Go through the data below line by line and count those containing the word "https". Reply with the count only.

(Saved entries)
--- start ---

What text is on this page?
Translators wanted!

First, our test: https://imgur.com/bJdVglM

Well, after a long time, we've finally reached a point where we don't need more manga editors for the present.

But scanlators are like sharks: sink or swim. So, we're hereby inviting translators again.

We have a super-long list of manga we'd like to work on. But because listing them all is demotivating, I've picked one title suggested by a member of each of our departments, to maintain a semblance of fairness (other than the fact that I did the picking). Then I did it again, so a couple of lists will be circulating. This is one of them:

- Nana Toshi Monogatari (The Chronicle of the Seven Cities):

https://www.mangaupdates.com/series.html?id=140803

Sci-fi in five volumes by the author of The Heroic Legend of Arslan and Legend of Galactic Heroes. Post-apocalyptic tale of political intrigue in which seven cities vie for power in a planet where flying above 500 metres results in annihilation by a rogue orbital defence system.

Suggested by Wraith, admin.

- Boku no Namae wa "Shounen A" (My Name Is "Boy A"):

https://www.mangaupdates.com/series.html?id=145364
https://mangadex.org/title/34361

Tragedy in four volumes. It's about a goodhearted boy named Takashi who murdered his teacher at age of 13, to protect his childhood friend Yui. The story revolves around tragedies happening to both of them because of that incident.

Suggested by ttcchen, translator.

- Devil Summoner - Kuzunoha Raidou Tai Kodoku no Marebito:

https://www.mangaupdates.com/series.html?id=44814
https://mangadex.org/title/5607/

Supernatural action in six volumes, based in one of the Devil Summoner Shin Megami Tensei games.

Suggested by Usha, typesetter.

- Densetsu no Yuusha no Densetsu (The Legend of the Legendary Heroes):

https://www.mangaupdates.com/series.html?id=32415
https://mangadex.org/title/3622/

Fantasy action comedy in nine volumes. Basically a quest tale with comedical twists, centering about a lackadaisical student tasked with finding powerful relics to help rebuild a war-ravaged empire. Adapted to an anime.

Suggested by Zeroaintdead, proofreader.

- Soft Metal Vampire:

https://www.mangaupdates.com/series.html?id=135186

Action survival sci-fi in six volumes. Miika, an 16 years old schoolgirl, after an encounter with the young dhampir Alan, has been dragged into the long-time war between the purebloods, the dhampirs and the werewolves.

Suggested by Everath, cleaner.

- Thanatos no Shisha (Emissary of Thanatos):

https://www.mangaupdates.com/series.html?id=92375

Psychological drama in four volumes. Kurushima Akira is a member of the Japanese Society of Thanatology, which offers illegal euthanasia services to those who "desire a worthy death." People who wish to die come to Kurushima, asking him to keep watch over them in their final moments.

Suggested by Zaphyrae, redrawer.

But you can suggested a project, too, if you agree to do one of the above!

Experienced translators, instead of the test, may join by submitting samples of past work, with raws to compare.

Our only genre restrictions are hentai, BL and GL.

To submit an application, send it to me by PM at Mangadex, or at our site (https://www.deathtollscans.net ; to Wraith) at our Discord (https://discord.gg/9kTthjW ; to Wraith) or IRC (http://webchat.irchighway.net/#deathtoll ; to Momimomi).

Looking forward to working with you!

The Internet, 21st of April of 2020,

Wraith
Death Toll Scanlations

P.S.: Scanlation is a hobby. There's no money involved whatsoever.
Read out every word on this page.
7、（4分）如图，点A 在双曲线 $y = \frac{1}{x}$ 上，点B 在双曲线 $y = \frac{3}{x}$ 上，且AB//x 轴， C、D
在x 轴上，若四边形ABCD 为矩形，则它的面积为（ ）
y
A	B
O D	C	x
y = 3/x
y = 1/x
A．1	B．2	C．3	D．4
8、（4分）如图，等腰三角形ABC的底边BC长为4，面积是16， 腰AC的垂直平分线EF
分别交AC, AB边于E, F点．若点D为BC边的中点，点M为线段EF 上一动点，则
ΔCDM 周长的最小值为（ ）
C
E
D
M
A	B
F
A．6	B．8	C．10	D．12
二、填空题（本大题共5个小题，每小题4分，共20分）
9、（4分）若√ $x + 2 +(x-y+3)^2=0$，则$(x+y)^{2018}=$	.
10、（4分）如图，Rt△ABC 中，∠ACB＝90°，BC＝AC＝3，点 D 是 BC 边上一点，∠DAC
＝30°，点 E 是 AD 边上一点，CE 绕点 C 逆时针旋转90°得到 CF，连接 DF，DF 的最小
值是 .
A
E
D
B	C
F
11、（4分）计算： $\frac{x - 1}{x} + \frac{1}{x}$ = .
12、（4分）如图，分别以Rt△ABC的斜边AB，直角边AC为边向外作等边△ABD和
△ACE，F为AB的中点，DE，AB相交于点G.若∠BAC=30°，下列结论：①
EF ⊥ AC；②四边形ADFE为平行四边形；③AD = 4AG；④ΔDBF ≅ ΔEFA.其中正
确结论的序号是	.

--- end ---

### Worked answer
11